Task directions: A verbatim copy of the records is required, with all pictures left out.

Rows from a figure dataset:
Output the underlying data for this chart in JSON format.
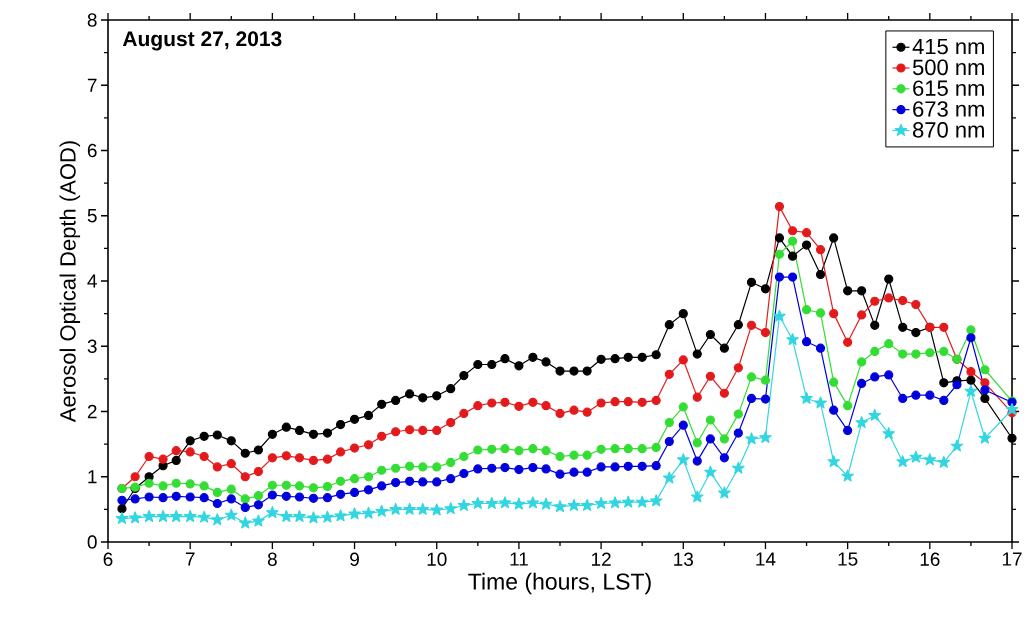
{
  "chart_data": {
    "type": "line",
    "xlabel": "Time (hours, LST)",
    "ylabel": "Aerosol Optical Depth (AOD)",
    "annotations": [
      "August 27, 2013"
    ],
    "xlim": [
      6,
      17
    ],
    "ylim": [
      0,
      8
    ],
    "xticks": [
      6,
      7,
      8,
      9,
      10,
      11,
      12,
      13,
      14,
      15,
      16,
      17
    ],
    "yticks": [
      0,
      1,
      2,
      3,
      4,
      5,
      6,
      7,
      8
    ],
    "legend": "top right",
    "grid": false,
    "line_style": "solid",
    "x": [
      6.17,
      6.33,
      6.5,
      6.67,
      6.83,
      7,
      7.17,
      7.33,
      7.5,
      7.67,
      7.83,
      8,
      8.17,
      8.33,
      8.5,
      8.67,
      8.83,
      9,
      9.17,
      9.33,
      9.5,
      9.67,
      9.83,
      10,
      10.17,
      10.33,
      10.5,
      10.67,
      10.83,
      11,
      11.17,
      11.33,
      11.5,
      11.67,
      11.83,
      12,
      12.17,
      12.33,
      12.5,
      12.67,
      12.83,
      13,
      13.17,
      13.33,
      13.5,
      13.67,
      13.83,
      14,
      14.17,
      14.33,
      14.5,
      14.67,
      14.83,
      15,
      15.17,
      15.33,
      15.5,
      15.67,
      15.83,
      16,
      16.17,
      16.33,
      16.5,
      16.67,
      17
    ],
    "series": [
      {
        "name": "415 nm",
        "color": "#000000",
        "marker": "circle",
        "values": [
          0.51,
          0.82,
          1.0,
          1.17,
          1.25,
          1.55,
          1.62,
          1.64,
          1.55,
          1.36,
          1.41,
          1.65,
          1.76,
          1.71,
          1.65,
          1.67,
          1.8,
          1.88,
          1.94,
          2.11,
          2.17,
          2.27,
          2.21,
          2.24,
          2.35,
          2.55,
          2.72,
          2.72,
          2.81,
          2.7,
          2.83,
          2.76,
          2.62,
          2.62,
          2.62,
          2.8,
          2.81,
          2.83,
          2.83,
          2.87,
          3.33,
          3.5,
          2.88,
          3.18,
          2.97,
          3.33,
          3.98,
          3.88,
          4.66,
          4.38,
          4.55,
          4.1,
          4.66,
          3.85,
          3.85,
          3.32,
          4.03,
          3.29,
          3.21,
          3.29,
          2.44,
          2.47,
          2.48,
          2.2,
          1.59
        ]
      },
      {
        "name": "500 nm",
        "color": "#e31a1c",
        "marker": "circle",
        "values": [
          0.82,
          1.0,
          1.31,
          1.27,
          1.4,
          1.38,
          1.31,
          1.15,
          1.2,
          1.0,
          1.08,
          1.29,
          1.32,
          1.29,
          1.25,
          1.27,
          1.38,
          1.44,
          1.49,
          1.62,
          1.69,
          1.72,
          1.71,
          1.71,
          1.83,
          1.97,
          2.09,
          2.13,
          2.14,
          2.08,
          2.14,
          2.09,
          1.97,
          2.02,
          1.99,
          2.13,
          2.15,
          2.15,
          2.14,
          2.17,
          2.57,
          2.79,
          2.22,
          2.54,
          2.28,
          2.67,
          3.32,
          3.21,
          5.14,
          4.77,
          4.74,
          4.48,
          3.5,
          3.06,
          3.48,
          3.69,
          3.74,
          3.7,
          3.64,
          3.29,
          3.29,
          2.8,
          2.61,
          2.44,
          1.98
        ]
      },
      {
        "name": "615 nm",
        "color": "#33dd33",
        "marker": "circle",
        "values": [
          0.82,
          0.84,
          0.9,
          0.86,
          0.9,
          0.89,
          0.86,
          0.76,
          0.81,
          0.66,
          0.71,
          0.87,
          0.87,
          0.86,
          0.83,
          0.85,
          0.93,
          0.97,
          1.0,
          1.1,
          1.13,
          1.16,
          1.15,
          1.15,
          1.22,
          1.31,
          1.41,
          1.42,
          1.43,
          1.4,
          1.43,
          1.4,
          1.31,
          1.33,
          1.33,
          1.42,
          1.43,
          1.43,
          1.43,
          1.45,
          1.83,
          2.07,
          1.52,
          1.87,
          1.58,
          1.96,
          2.53,
          2.48,
          4.41,
          4.61,
          3.56,
          3.51,
          2.45,
          2.09,
          2.76,
          2.92,
          3.04,
          2.88,
          2.88,
          2.9,
          2.92,
          2.8,
          3.25,
          2.64,
          2.16
        ]
      },
      {
        "name": "673 nm",
        "color": "#0000dd",
        "marker": "circle",
        "values": [
          0.64,
          0.66,
          0.69,
          0.68,
          0.7,
          0.69,
          0.68,
          0.59,
          0.66,
          0.53,
          0.57,
          0.72,
          0.7,
          0.69,
          0.67,
          0.68,
          0.73,
          0.76,
          0.8,
          0.86,
          0.91,
          0.93,
          0.92,
          0.92,
          0.97,
          1.05,
          1.12,
          1.13,
          1.14,
          1.11,
          1.14,
          1.12,
          1.04,
          1.07,
          1.07,
          1.15,
          1.15,
          1.16,
          1.16,
          1.17,
          1.54,
          1.79,
          1.24,
          1.58,
          1.29,
          1.67,
          2.2,
          2.19,
          4.06,
          4.06,
          3.07,
          2.97,
          2.02,
          1.71,
          2.43,
          2.53,
          2.56,
          2.2,
          2.25,
          2.25,
          2.17,
          2.41,
          3.13,
          2.33,
          2.14
        ]
      },
      {
        "name": "870 nm",
        "color": "#33d6e0",
        "marker": "star",
        "values": [
          0.36,
          0.37,
          0.39,
          0.39,
          0.39,
          0.39,
          0.38,
          0.34,
          0.41,
          0.29,
          0.32,
          0.45,
          0.39,
          0.39,
          0.37,
          0.38,
          0.4,
          0.43,
          0.44,
          0.47,
          0.5,
          0.5,
          0.5,
          0.49,
          0.51,
          0.56,
          0.59,
          0.59,
          0.6,
          0.58,
          0.6,
          0.58,
          0.54,
          0.56,
          0.56,
          0.59,
          0.6,
          0.61,
          0.61,
          0.63,
          0.98,
          1.26,
          0.69,
          1.07,
          0.75,
          1.13,
          1.58,
          1.6,
          3.46,
          3.1,
          2.2,
          2.13,
          1.23,
          1.01,
          1.83,
          1.94,
          1.66,
          1.23,
          1.3,
          1.26,
          1.22,
          1.47,
          2.31,
          1.59,
          2.03
        ]
      }
    ]
  }
}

Task answer:
Output the underlying data for this chart in JSON format.
{
  "chart_data": {
    "type": "line",
    "xlabel": "Time (hours, LST)",
    "ylabel": "Aerosol Optical Depth (AOD)",
    "annotations": [
      "August 27, 2013"
    ],
    "xlim": [
      6,
      17
    ],
    "ylim": [
      0,
      8
    ],
    "xticks": [
      6,
      7,
      8,
      9,
      10,
      11,
      12,
      13,
      14,
      15,
      16,
      17
    ],
    "yticks": [
      0,
      1,
      2,
      3,
      4,
      5,
      6,
      7,
      8
    ],
    "legend": "top right",
    "grid": false,
    "line_style": "solid",
    "x": [
      6.17,
      6.33,
      6.5,
      6.67,
      6.83,
      7,
      7.17,
      7.33,
      7.5,
      7.67,
      7.83,
      8,
      8.17,
      8.33,
      8.5,
      8.67,
      8.83,
      9,
      9.17,
      9.33,
      9.5,
      9.67,
      9.83,
      10,
      10.17,
      10.33,
      10.5,
      10.67,
      10.83,
      11,
      11.17,
      11.33,
      11.5,
      11.67,
      11.83,
      12,
      12.17,
      12.33,
      12.5,
      12.67,
      12.83,
      13,
      13.17,
      13.33,
      13.5,
      13.67,
      13.83,
      14,
      14.17,
      14.33,
      14.5,
      14.67,
      14.83,
      15,
      15.17,
      15.33,
      15.5,
      15.67,
      15.83,
      16,
      16.17,
      16.33,
      16.5,
      16.67,
      17
    ],
    "series": [
      {
        "name": "415 nm",
        "color": "#000000",
        "marker": "circle",
        "values": [
          0.51,
          0.82,
          1.0,
          1.17,
          1.25,
          1.55,
          1.62,
          1.64,
          1.55,
          1.36,
          1.41,
          1.65,
          1.76,
          1.71,
          1.65,
          1.67,
          1.8,
          1.88,
          1.94,
          2.11,
          2.17,
          2.27,
          2.21,
          2.24,
          2.35,
          2.55,
          2.72,
          2.72,
          2.81,
          2.7,
          2.83,
          2.76,
          2.62,
          2.62,
          2.62,
          2.8,
          2.81,
          2.83,
          2.83,
          2.87,
          3.33,
          3.5,
          2.88,
          3.18,
          2.97,
          3.33,
          3.98,
          3.88,
          4.66,
          4.38,
          4.55,
          4.1,
          4.66,
          3.85,
          3.85,
          3.32,
          4.03,
          3.29,
          3.21,
          3.29,
          2.44,
          2.47,
          2.48,
          2.2,
          1.59
        ]
      },
      {
        "name": "500 nm",
        "color": "#e31a1c",
        "marker": "circle",
        "values": [
          0.82,
          1.0,
          1.31,
          1.27,
          1.4,
          1.38,
          1.31,
          1.15,
          1.2,
          1.0,
          1.08,
          1.29,
          1.32,
          1.29,
          1.25,
          1.27,
          1.38,
          1.44,
          1.49,
          1.62,
          1.69,
          1.72,
          1.71,
          1.71,
          1.83,
          1.97,
          2.09,
          2.13,
          2.14,
          2.08,
          2.14,
          2.09,
          1.97,
          2.02,
          1.99,
          2.13,
          2.15,
          2.15,
          2.14,
          2.17,
          2.57,
          2.79,
          2.22,
          2.54,
          2.28,
          2.67,
          3.32,
          3.21,
          5.14,
          4.77,
          4.74,
          4.48,
          3.5,
          3.06,
          3.48,
          3.69,
          3.74,
          3.7,
          3.64,
          3.29,
          3.29,
          2.8,
          2.61,
          2.44,
          1.98
        ]
      },
      {
        "name": "615 nm",
        "color": "#33dd33",
        "marker": "circle",
        "values": [
          0.82,
          0.84,
          0.9,
          0.86,
          0.9,
          0.89,
          0.86,
          0.76,
          0.81,
          0.66,
          0.71,
          0.87,
          0.87,
          0.86,
          0.83,
          0.85,
          0.93,
          0.97,
          1.0,
          1.1,
          1.13,
          1.16,
          1.15,
          1.15,
          1.22,
          1.31,
          1.41,
          1.42,
          1.43,
          1.4,
          1.43,
          1.4,
          1.31,
          1.33,
          1.33,
          1.42,
          1.43,
          1.43,
          1.43,
          1.45,
          1.83,
          2.07,
          1.52,
          1.87,
          1.58,
          1.96,
          2.53,
          2.48,
          4.41,
          4.61,
          3.56,
          3.51,
          2.45,
          2.09,
          2.76,
          2.92,
          3.04,
          2.88,
          2.88,
          2.9,
          2.92,
          2.8,
          3.25,
          2.64,
          2.16
        ]
      },
      {
        "name": "673 nm",
        "color": "#0000dd",
        "marker": "circle",
        "values": [
          0.64,
          0.66,
          0.69,
          0.68,
          0.7,
          0.69,
          0.68,
          0.59,
          0.66,
          0.53,
          0.57,
          0.72,
          0.7,
          0.69,
          0.67,
          0.68,
          0.73,
          0.76,
          0.8,
          0.86,
          0.91,
          0.93,
          0.92,
          0.92,
          0.97,
          1.05,
          1.12,
          1.13,
          1.14,
          1.11,
          1.14,
          1.12,
          1.04,
          1.07,
          1.07,
          1.15,
          1.15,
          1.16,
          1.16,
          1.17,
          1.54,
          1.79,
          1.24,
          1.58,
          1.29,
          1.67,
          2.2,
          2.19,
          4.06,
          4.06,
          3.07,
          2.97,
          2.02,
          1.71,
          2.43,
          2.53,
          2.56,
          2.2,
          2.25,
          2.25,
          2.17,
          2.41,
          3.13,
          2.33,
          2.14
        ]
      },
      {
        "name": "870 nm",
        "color": "#33d6e0",
        "marker": "star",
        "values": [
          0.36,
          0.37,
          0.39,
          0.39,
          0.39,
          0.39,
          0.38,
          0.34,
          0.41,
          0.29,
          0.32,
          0.45,
          0.39,
          0.39,
          0.37,
          0.38,
          0.4,
          0.43,
          0.44,
          0.47,
          0.5,
          0.5,
          0.5,
          0.49,
          0.51,
          0.56,
          0.59,
          0.59,
          0.6,
          0.58,
          0.6,
          0.58,
          0.54,
          0.56,
          0.56,
          0.59,
          0.6,
          0.61,
          0.61,
          0.63,
          0.98,
          1.26,
          0.69,
          1.07,
          0.75,
          1.13,
          1.58,
          1.6,
          3.46,
          3.1,
          2.2,
          2.13,
          1.23,
          1.01,
          1.83,
          1.94,
          1.66,
          1.23,
          1.3,
          1.26,
          1.22,
          1.47,
          2.31,
          1.59,
          2.03
        ]
      }
    ]
  }
}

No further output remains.